_Short task_.
Look through the lines below and extract any with the word "Industrial".

[Start of Record extracts]

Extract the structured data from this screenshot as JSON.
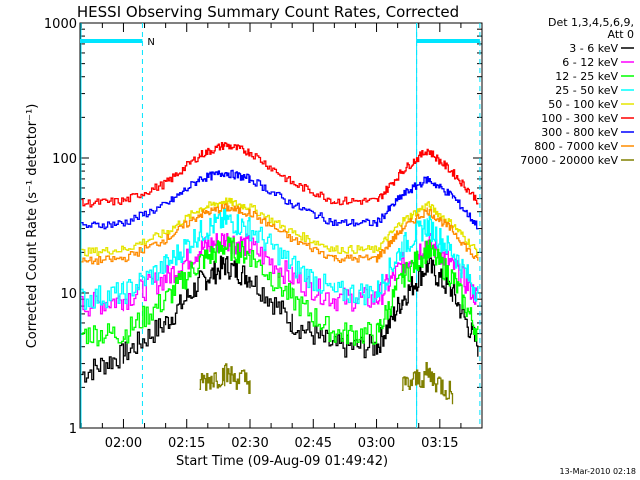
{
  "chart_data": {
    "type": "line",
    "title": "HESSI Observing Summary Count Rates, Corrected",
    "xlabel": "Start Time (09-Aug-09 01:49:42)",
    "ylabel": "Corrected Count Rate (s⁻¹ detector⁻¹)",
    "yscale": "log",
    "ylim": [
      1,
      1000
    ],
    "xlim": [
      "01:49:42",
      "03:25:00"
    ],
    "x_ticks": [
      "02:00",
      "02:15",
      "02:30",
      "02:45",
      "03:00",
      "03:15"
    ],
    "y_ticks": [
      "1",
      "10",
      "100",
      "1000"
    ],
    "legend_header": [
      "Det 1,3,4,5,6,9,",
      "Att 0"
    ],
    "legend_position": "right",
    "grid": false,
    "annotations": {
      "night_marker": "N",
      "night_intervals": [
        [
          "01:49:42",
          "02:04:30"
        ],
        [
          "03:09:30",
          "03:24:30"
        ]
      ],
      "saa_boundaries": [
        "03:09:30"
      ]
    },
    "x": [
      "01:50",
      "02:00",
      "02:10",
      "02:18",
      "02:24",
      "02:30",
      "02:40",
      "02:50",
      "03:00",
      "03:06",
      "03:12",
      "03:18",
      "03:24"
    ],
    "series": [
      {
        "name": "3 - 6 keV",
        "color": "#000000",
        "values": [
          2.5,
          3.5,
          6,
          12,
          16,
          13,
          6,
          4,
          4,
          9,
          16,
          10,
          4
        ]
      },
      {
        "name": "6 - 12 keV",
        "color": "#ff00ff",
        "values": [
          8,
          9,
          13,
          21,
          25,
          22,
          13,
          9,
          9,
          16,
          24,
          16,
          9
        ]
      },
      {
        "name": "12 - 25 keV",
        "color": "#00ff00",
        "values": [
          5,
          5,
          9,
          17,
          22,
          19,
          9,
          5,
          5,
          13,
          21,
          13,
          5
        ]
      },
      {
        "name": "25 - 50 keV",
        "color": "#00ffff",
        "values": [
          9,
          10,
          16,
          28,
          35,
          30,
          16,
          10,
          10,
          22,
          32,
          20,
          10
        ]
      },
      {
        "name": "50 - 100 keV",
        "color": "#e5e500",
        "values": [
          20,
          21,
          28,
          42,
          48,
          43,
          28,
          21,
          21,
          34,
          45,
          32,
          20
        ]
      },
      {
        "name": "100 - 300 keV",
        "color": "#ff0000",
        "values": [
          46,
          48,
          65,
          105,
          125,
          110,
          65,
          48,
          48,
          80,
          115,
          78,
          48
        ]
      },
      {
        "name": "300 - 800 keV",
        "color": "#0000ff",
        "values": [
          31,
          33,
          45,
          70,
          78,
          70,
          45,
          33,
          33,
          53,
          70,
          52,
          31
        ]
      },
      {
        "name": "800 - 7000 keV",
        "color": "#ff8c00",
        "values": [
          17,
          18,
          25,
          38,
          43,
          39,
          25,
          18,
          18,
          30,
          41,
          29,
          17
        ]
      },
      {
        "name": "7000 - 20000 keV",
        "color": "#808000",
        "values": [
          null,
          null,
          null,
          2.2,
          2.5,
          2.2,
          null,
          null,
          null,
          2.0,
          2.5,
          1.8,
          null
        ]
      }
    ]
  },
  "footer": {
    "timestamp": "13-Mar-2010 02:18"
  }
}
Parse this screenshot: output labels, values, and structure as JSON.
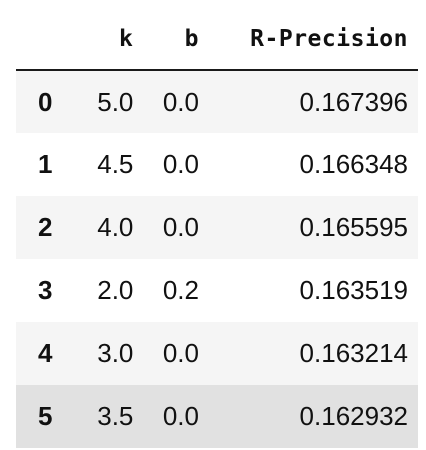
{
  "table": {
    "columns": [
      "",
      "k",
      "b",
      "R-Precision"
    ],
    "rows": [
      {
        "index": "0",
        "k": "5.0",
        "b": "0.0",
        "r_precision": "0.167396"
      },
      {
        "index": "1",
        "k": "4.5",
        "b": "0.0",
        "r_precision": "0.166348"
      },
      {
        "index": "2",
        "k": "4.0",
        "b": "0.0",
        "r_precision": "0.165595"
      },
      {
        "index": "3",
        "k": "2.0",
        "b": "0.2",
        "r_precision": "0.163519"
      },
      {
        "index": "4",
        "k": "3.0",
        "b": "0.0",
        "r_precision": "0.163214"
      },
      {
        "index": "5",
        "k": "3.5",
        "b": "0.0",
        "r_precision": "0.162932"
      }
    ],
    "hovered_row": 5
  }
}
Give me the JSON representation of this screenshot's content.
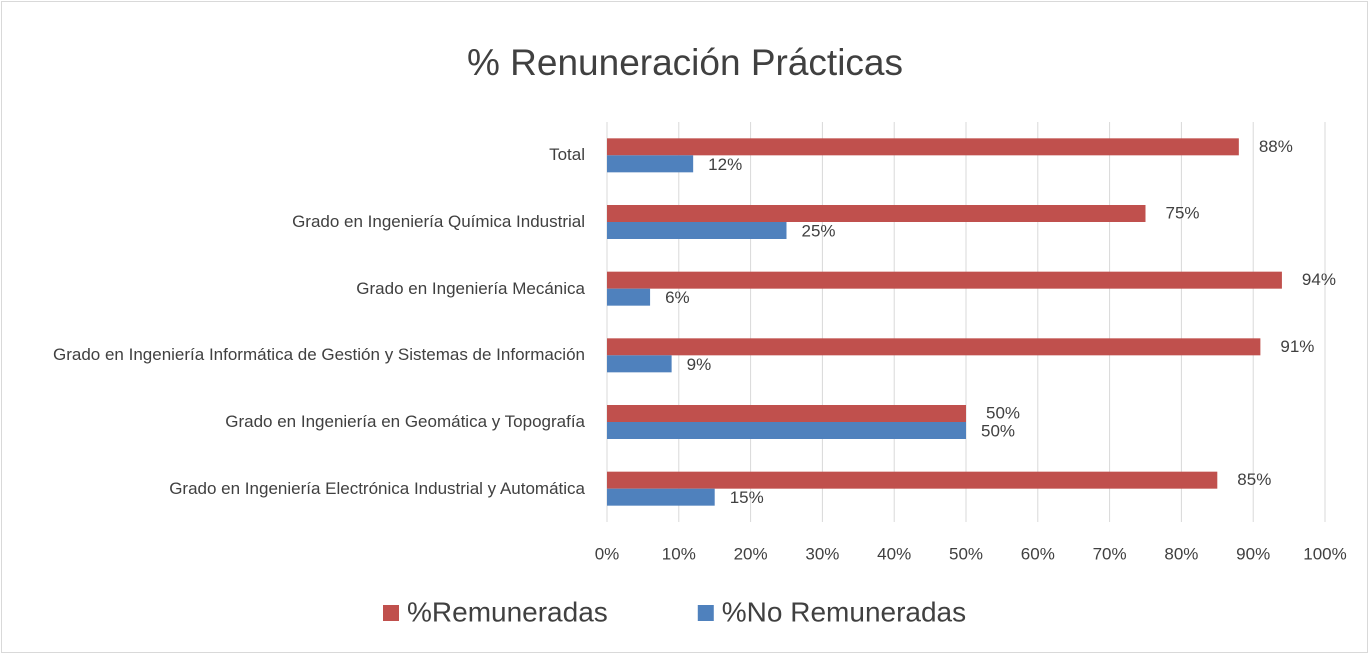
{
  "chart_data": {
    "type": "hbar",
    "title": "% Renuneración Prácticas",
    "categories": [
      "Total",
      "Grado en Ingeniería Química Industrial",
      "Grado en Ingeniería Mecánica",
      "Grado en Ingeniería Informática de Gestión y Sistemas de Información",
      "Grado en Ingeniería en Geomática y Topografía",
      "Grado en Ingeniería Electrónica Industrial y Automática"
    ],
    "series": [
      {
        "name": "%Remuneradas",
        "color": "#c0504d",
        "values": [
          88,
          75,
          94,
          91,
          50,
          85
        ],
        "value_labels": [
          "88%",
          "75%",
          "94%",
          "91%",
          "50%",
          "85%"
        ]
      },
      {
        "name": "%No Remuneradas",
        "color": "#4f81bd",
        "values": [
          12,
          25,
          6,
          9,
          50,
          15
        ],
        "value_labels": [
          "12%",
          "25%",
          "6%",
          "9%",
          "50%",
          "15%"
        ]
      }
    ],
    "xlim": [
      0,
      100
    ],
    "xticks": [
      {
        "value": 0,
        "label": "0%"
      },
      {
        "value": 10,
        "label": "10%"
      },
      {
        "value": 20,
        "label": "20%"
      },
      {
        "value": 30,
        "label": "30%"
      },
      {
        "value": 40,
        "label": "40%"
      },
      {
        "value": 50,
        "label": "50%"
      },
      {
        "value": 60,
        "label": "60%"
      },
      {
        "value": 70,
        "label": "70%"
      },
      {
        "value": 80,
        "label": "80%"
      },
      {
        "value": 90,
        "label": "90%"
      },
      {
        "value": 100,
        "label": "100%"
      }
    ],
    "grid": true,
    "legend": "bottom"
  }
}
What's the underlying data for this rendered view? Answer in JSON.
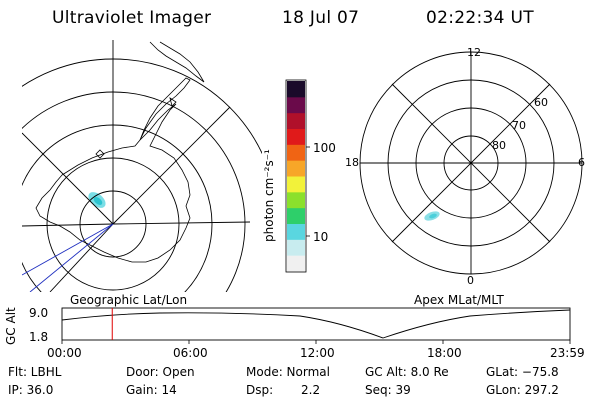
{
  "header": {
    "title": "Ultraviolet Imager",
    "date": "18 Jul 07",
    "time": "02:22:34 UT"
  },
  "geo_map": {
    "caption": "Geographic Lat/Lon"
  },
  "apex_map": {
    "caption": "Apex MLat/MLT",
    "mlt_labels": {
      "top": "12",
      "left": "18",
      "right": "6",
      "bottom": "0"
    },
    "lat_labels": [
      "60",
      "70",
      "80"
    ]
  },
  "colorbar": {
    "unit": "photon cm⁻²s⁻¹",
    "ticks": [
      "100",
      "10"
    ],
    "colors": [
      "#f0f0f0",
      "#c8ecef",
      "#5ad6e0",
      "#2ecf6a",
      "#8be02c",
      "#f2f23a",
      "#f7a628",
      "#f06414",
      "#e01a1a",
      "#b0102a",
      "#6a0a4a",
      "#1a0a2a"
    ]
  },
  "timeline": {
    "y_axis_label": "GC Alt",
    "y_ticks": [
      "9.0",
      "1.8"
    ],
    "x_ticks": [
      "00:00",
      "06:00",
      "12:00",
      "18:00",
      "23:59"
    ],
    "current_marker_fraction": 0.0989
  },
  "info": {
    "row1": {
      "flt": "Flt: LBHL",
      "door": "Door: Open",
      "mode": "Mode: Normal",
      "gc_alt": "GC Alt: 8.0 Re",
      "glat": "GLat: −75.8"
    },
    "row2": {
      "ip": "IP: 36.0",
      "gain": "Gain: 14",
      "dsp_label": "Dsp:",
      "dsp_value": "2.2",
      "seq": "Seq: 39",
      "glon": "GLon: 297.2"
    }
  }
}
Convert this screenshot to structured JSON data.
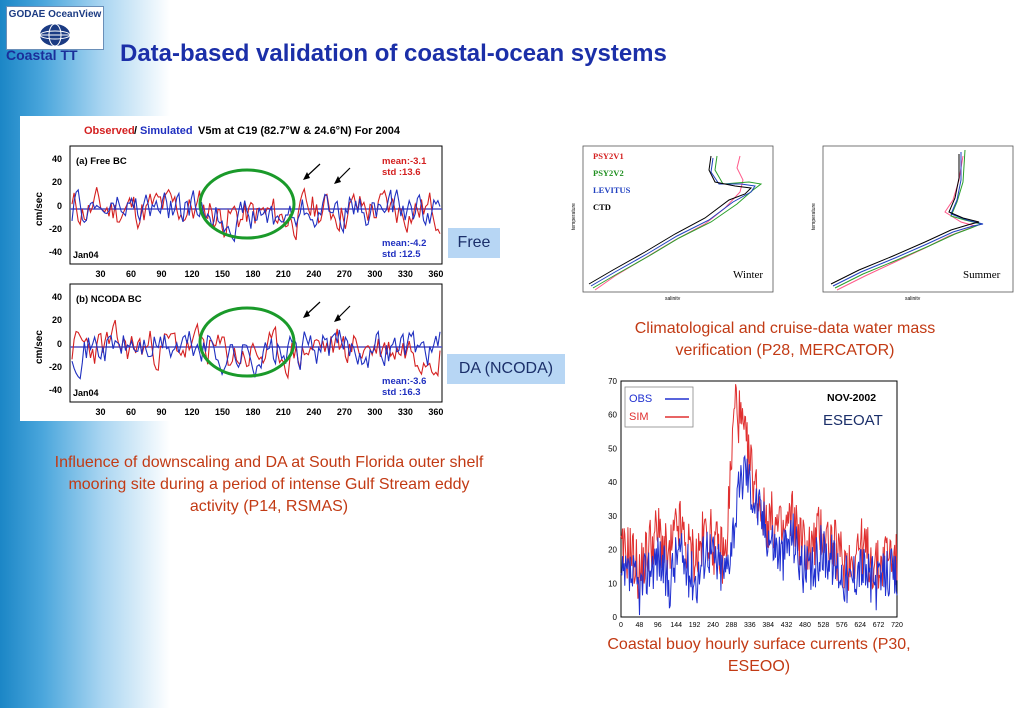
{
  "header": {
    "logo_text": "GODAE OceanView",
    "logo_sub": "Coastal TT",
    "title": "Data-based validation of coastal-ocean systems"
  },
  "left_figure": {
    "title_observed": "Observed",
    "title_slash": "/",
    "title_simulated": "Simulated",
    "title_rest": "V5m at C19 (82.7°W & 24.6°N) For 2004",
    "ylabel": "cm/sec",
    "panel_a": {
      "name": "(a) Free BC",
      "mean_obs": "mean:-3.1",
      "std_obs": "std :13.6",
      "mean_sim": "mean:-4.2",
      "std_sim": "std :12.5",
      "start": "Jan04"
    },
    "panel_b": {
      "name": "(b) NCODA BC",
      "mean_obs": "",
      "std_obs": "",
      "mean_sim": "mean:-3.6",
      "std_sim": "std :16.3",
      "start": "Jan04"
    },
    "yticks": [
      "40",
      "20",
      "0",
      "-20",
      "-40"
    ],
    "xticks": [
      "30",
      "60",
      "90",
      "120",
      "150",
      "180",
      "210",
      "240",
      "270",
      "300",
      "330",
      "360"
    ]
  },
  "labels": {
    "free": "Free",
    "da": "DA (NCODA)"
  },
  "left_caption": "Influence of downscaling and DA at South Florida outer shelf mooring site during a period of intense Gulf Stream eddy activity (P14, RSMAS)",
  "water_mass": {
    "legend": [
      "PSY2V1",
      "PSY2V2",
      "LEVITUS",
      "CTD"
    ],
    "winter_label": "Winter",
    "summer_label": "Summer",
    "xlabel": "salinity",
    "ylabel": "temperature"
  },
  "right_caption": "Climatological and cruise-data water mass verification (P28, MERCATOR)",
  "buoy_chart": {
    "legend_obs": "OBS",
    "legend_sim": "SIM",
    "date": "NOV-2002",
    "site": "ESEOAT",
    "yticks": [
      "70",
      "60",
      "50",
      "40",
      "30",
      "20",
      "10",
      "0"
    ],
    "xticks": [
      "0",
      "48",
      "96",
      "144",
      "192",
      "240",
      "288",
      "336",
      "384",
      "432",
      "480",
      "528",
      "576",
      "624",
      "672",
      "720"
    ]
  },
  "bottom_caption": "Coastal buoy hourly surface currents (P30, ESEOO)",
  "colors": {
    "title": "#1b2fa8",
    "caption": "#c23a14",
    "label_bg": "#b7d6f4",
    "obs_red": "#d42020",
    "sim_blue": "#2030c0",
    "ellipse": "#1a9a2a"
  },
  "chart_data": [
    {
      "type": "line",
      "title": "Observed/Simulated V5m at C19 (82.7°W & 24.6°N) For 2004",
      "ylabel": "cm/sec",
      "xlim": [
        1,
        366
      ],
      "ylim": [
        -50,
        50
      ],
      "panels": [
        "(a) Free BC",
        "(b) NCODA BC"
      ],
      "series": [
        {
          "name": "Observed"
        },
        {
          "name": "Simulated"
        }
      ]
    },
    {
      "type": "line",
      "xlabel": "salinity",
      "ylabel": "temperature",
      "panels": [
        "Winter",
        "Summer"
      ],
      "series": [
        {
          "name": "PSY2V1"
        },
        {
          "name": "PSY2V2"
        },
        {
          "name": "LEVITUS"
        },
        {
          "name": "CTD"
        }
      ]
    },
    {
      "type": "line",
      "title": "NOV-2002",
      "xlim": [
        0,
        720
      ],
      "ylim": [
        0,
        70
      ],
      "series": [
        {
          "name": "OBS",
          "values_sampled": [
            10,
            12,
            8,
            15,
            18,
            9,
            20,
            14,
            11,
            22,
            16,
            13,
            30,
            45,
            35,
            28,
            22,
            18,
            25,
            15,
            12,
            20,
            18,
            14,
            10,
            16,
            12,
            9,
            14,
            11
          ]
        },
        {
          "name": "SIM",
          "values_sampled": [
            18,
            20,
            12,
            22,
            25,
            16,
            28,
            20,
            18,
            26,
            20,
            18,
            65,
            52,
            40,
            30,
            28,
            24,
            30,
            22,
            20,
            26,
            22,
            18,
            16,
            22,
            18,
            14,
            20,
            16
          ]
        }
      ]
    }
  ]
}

[End of Record extracts]

_The response_.
      "Grado en Ingeniería Química Industrial",
      "Grado en Ingeniería Electrónica Industrial y Automática"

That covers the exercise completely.